Given task: Pictures within the data are to be left out; everything else must be reproduced exactly.

— Start of Provided entries —

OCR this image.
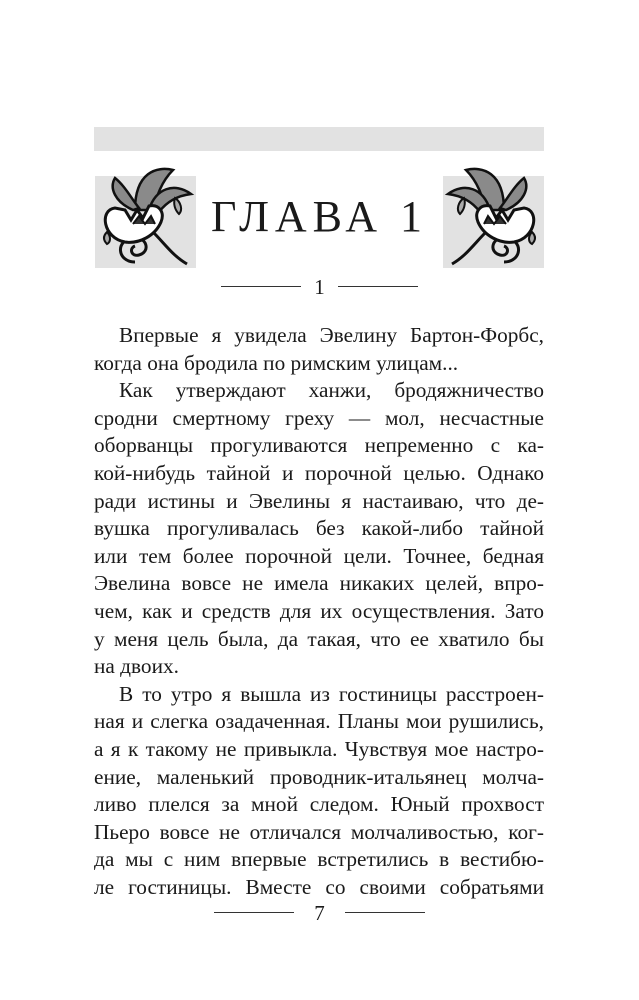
ГЛАВА 1
1
Впервые я увидела Эвелину Бартон-Форбс,
когда она бродила по римским улицам...
Как утверждают ханжи, бродяжничество
сродни смертному греху — мол, несчастные
оборванцы прогуливаются непременно с ка-
кой-нибудь тайной и порочной целью. Однако
ради истины и Эвелины я настаиваю, что де-
вушка прогуливалась без какой-либо тайной
или тем более порочной цели. Точнее, бедная
Эвелина вовсе не имела никаких целей, впро-
чем, как и средств для их осуществления. Зато
у меня цель была, да такая, что ее хватило бы
на двоих.
В то утро я вышла из гостиницы расстроен-
ная и слегка озадаченная. Планы мои рушились,
а я к такому не привыкла. Чувствуя мое настро-
ение, маленький проводник-итальянец молча-
ливо плелся за мной следом. Юный прохвост
Пьеро вовсе не отличался молчаливостью, ког-
да мы с ним впервые встретились в вестибю-
ле гостиницы. Вместе со своими собратьями
7
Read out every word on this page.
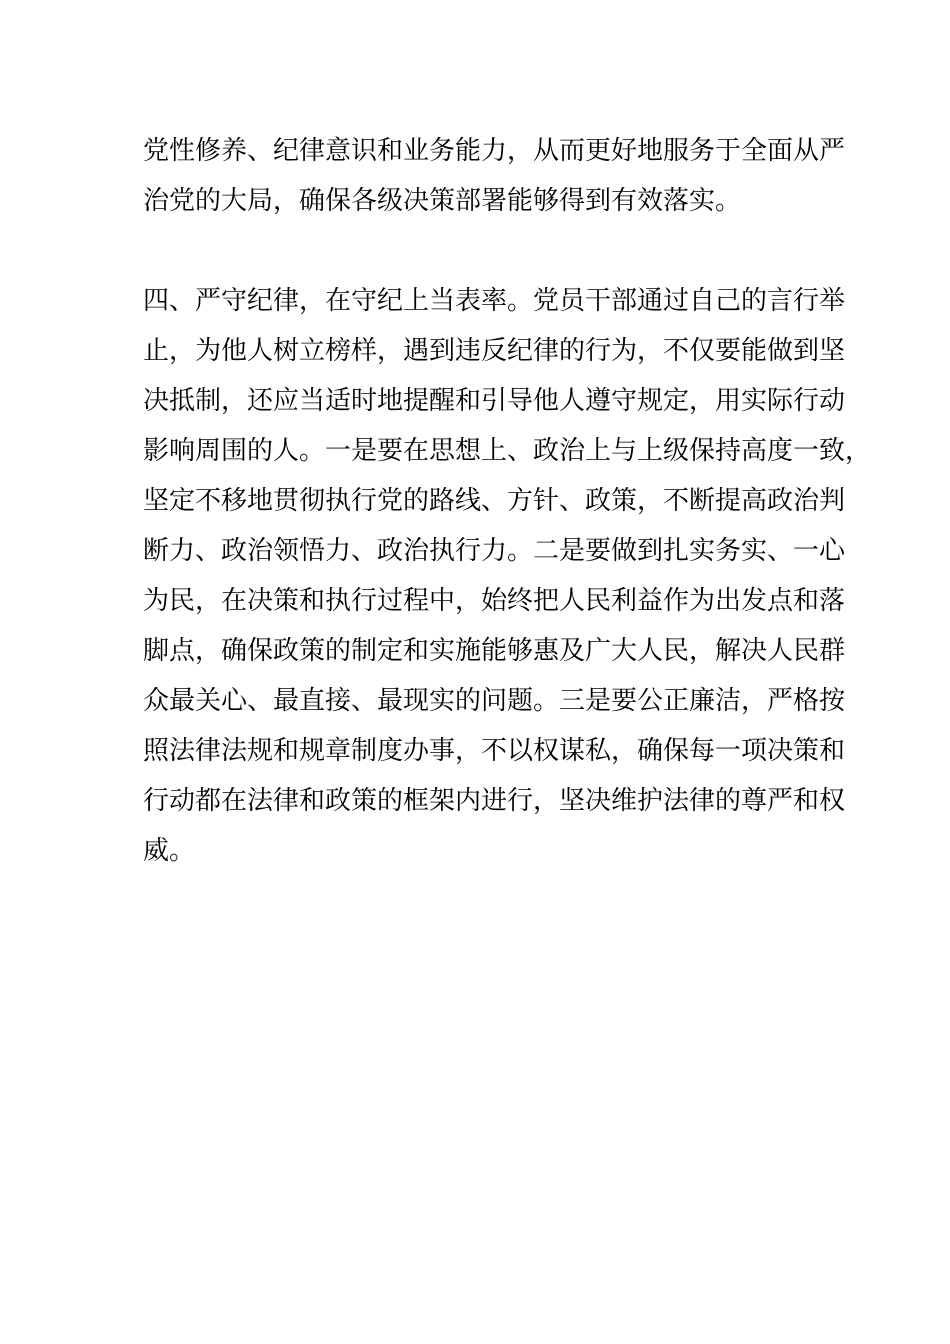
党性修养、纪律意识和业务能力，从而更好地服务于全面从严
治党的大局，确保各级决策部署能够得到有效落实。
四、严守纪律，在守纪上当表率。党员干部通过自己的言行举
止，为他人树立榜样，遇到违反纪律的行为，不仅要能做到坚
决抵制，还应当适时地提醒和引导他人遵守规定，用实际行动
影响周围的人。一是要在思想上、政治上与上级保持高度一致，
坚定不移地贯彻执行党的路线、方针、政策，不断提高政治判
断力、政治领悟力、政治执行力。二是要做到扎实务实、一心
为民，在决策和执行过程中，始终把人民利益作为出发点和落
脚点，确保政策的制定和实施能够惠及广大人民，解决人民群
众最关心、最直接、最现实的问题。三是要公正廉洁，严格按
照法律法规和规章制度办事，不以权谋私，确保每一项决策和
行动都在法律和政策的框架内进行，坚决维护法律的尊严和权
威。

— End of Provided entries —

Written answer:
OCR this image.
ГЛАВА 1
1
Впервые я увидела Эвелину Бартон-Форбс,
когда она бродила по римским улицам...
Как утверждают ханжи, бродяжничество
сродни смертному греху — мол, несчастные
оборванцы прогуливаются непременно с ка-
кой-нибудь тайной и порочной целью. Однако
ради истины и Эвелины я настаиваю, что де-
вушка прогуливалась без какой-либо тайной
или тем более порочной цели. Точнее, бедная
Эвелина вовсе не имела никаких целей, впро-
чем, как и средств для их осуществления. Зато
у меня цель была, да такая, что ее хватило бы
на двоих.
В то утро я вышла из гостиницы расстроен-
ная и слегка озадаченная. Планы мои рушились,
а я к такому не привыкла. Чувствуя мое настро-
ение, маленький проводник-итальянец молча-
ливо плелся за мной следом. Юный прохвост
Пьеро вовсе не отличался молчаливостью, ког-
да мы с ним впервые встретились в вестибю-
ле гостиницы. Вместе со своими собратьями
7
Read out every word on this page.
党性修养、纪律意识和业务能力，从而更好地服务于全面从严
治党的大局，确保各级决策部署能够得到有效落实。
四、严守纪律，在守纪上当表率。党员干部通过自己的言行举
止，为他人树立榜样，遇到违反纪律的行为，不仅要能做到坚
决抵制，还应当适时地提醒和引导他人遵守规定，用实际行动
影响周围的人。一是要在思想上、政治上与上级保持高度一致，
坚定不移地贯彻执行党的路线、方针、政策，不断提高政治判
断力、政治领悟力、政治执行力。二是要做到扎实务实、一心
为民，在决策和执行过程中，始终把人民利益作为出发点和落
脚点，确保政策的制定和实施能够惠及广大人民，解决人民群
众最关心、最直接、最现实的问题。三是要公正廉洁，严格按
照法律法规和规章制度办事，不以权谋私，确保每一项决策和
行动都在法律和政策的框架内进行，坚决维护法律的尊严和权
威。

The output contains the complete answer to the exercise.